**Data provided**
---*---

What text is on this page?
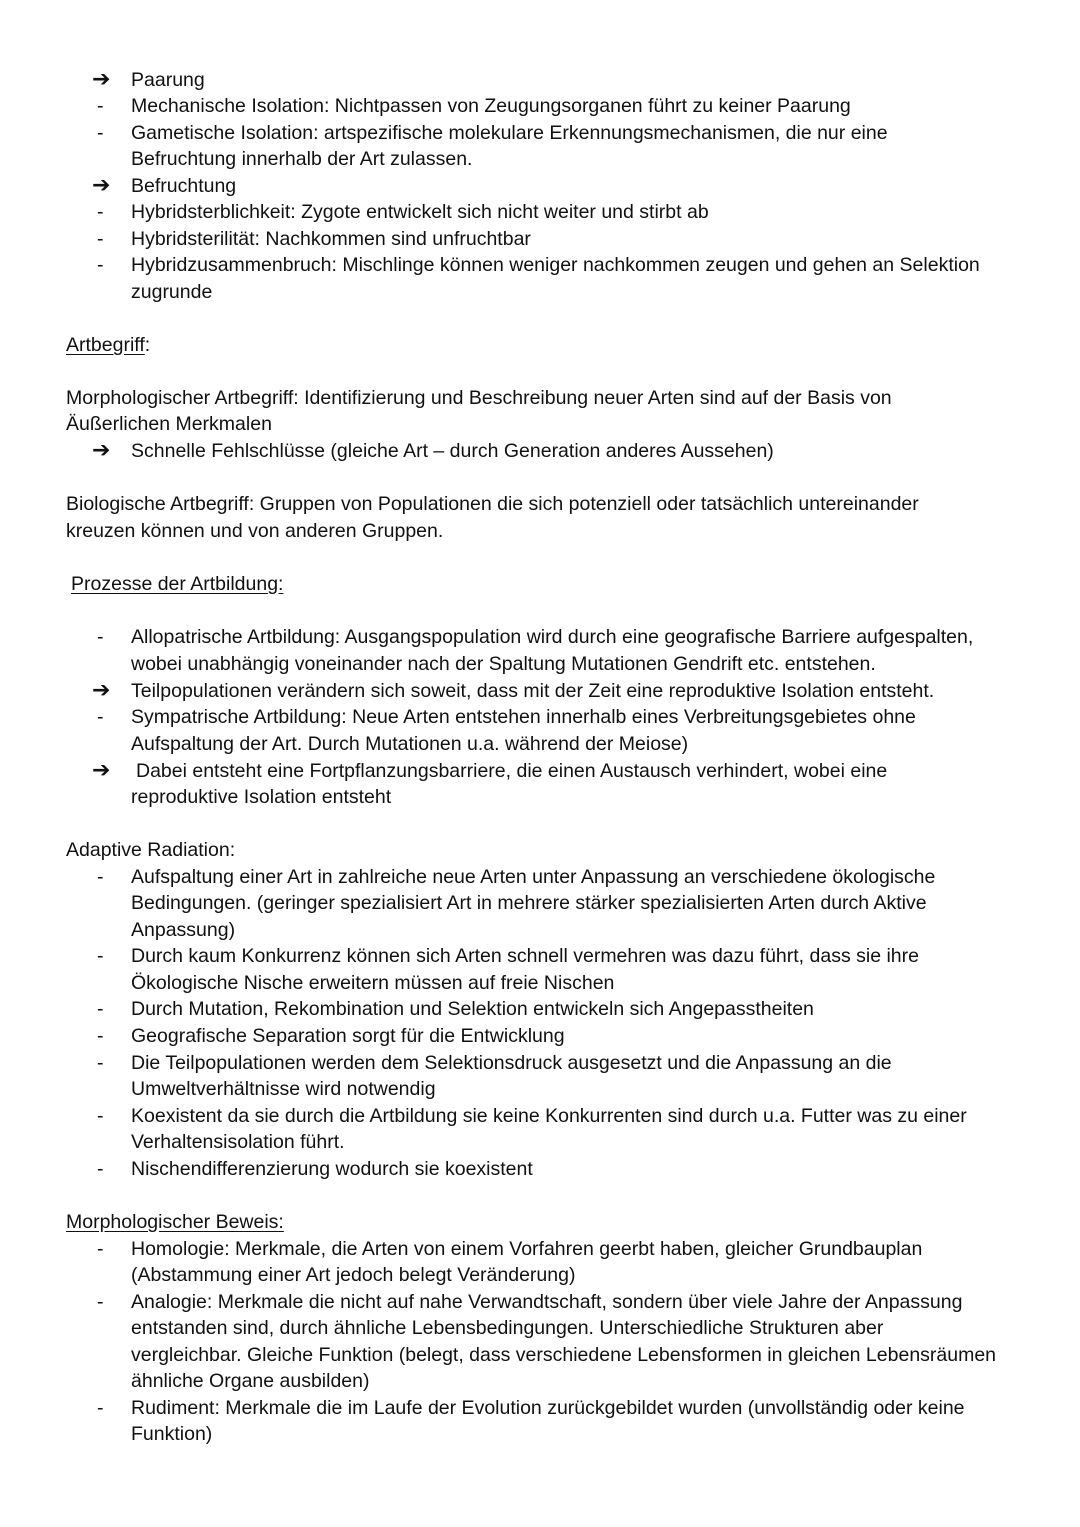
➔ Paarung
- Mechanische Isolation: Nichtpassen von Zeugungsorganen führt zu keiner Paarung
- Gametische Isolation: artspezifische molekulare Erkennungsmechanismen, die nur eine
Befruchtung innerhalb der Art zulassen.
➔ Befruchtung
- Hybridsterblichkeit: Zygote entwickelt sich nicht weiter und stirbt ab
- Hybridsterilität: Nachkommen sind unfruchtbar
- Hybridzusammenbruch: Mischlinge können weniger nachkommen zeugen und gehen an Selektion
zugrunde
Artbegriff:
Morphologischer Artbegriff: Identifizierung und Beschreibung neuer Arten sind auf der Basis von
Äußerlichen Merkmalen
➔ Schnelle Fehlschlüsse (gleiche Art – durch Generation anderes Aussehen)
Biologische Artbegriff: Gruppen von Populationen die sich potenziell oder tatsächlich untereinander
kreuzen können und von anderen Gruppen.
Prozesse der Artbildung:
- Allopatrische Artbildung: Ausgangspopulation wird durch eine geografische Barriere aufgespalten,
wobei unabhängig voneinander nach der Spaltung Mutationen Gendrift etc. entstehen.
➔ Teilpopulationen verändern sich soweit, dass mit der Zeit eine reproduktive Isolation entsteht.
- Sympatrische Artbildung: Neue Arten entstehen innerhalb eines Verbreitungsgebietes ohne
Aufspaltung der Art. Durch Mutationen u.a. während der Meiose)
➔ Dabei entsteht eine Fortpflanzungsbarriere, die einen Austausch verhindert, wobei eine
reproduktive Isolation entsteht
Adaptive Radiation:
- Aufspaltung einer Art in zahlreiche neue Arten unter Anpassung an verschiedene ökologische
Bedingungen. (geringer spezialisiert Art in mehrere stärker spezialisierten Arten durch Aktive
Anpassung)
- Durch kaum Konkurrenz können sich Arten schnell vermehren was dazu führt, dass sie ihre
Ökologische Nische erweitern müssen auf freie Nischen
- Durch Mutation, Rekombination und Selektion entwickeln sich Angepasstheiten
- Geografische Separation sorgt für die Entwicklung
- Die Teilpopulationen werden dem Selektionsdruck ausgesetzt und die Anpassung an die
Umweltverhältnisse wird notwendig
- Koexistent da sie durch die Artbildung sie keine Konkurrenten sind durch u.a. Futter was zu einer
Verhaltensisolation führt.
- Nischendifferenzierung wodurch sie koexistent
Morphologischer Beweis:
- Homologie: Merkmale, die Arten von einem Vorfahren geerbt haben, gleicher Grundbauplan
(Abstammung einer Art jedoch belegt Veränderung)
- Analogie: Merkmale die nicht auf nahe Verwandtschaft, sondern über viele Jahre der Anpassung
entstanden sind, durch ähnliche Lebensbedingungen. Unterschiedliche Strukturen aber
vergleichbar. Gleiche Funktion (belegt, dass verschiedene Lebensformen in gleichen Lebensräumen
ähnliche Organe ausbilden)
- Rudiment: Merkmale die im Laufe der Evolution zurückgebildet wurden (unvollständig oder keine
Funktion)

---*---

Only the number is wanted: how many lines in the preceding entries hold the string "oder"?

2